(STATED TASK):
Please reproduce the material below with each "series-separator" swapped for "series-divider", keeping every other character unchanged.

(PROVIDED INFORMATION):
————————
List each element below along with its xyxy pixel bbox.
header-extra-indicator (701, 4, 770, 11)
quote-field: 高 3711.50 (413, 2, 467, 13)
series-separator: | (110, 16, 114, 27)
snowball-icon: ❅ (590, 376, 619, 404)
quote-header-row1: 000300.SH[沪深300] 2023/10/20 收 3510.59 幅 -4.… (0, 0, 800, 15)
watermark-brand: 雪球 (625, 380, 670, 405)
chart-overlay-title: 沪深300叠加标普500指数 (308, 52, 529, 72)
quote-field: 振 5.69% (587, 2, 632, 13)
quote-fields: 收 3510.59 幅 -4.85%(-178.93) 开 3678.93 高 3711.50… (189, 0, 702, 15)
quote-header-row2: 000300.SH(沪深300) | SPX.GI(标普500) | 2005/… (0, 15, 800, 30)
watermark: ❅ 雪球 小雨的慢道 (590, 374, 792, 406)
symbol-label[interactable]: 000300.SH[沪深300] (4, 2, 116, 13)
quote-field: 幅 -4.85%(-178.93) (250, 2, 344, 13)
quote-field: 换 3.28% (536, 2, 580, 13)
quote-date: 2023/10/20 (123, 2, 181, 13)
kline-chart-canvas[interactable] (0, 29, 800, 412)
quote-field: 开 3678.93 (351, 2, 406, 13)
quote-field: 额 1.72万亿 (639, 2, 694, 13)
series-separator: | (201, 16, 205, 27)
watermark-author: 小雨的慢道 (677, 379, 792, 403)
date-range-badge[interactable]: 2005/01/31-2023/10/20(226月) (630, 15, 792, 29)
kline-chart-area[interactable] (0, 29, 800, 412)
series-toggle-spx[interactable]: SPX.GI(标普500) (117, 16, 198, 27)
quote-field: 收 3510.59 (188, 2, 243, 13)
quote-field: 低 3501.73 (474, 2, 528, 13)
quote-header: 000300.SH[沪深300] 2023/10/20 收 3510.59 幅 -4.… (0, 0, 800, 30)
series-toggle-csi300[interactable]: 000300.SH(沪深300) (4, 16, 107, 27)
————————
(SOLVED EXERCISE):
List each element below along with its xyxy pixel bbox.
header-extra-indicator (701, 4, 770, 11)
quote-field: 高 3711.50 (413, 2, 467, 13)
series-divider: | (110, 16, 114, 27)
snowball-icon: ❅ (590, 376, 619, 404)
quote-header-row1: 000300.SH[沪深300] 2023/10/20 收 3510.59 幅 -4.… (0, 0, 800, 15)
watermark-brand: 雪球 (625, 380, 670, 405)
chart-overlay-title: 沪深300叠加标普500指数 (308, 52, 529, 72)
quote-field: 振 5.69% (587, 2, 632, 13)
quote-fields: 收 3510.59 幅 -4.85%(-178.93) 开 3678.93 高 3711.50… (189, 0, 702, 15)
quote-header-row2: 000300.SH(沪深300) | SPX.GI(标普500) | 2005/… (0, 15, 800, 30)
watermark: ❅ 雪球 小雨的慢道 (590, 374, 792, 406)
symbol-label[interactable]: 000300.SH[沪深300] (4, 2, 116, 13)
quote-field: 幅 -4.85%(-178.93) (250, 2, 344, 13)
quote-field: 换 3.28% (536, 2, 580, 13)
quote-date: 2023/10/20 (123, 2, 181, 13)
kline-chart-canvas[interactable] (0, 29, 800, 412)
quote-field: 开 3678.93 (351, 2, 406, 13)
quote-field: 额 1.72万亿 (639, 2, 694, 13)
series-divider: | (201, 16, 205, 27)
watermark-author: 小雨的慢道 (677, 379, 792, 403)
date-range-badge[interactable]: 2005/01/31-2023/10/20(226月) (630, 15, 792, 29)
kline-chart-area[interactable] (0, 29, 800, 412)
series-toggle-spx[interactable]: SPX.GI(标普500) (117, 16, 198, 27)
quote-field: 收 3510.59 (188, 2, 243, 13)
quote-field: 低 3501.73 (474, 2, 528, 13)
quote-header: 000300.SH[沪深300] 2023/10/20 收 3510.59 幅 -4.… (0, 0, 800, 30)
series-toggle-csi300[interactable]: 000300.SH(沪深300) (4, 16, 107, 27)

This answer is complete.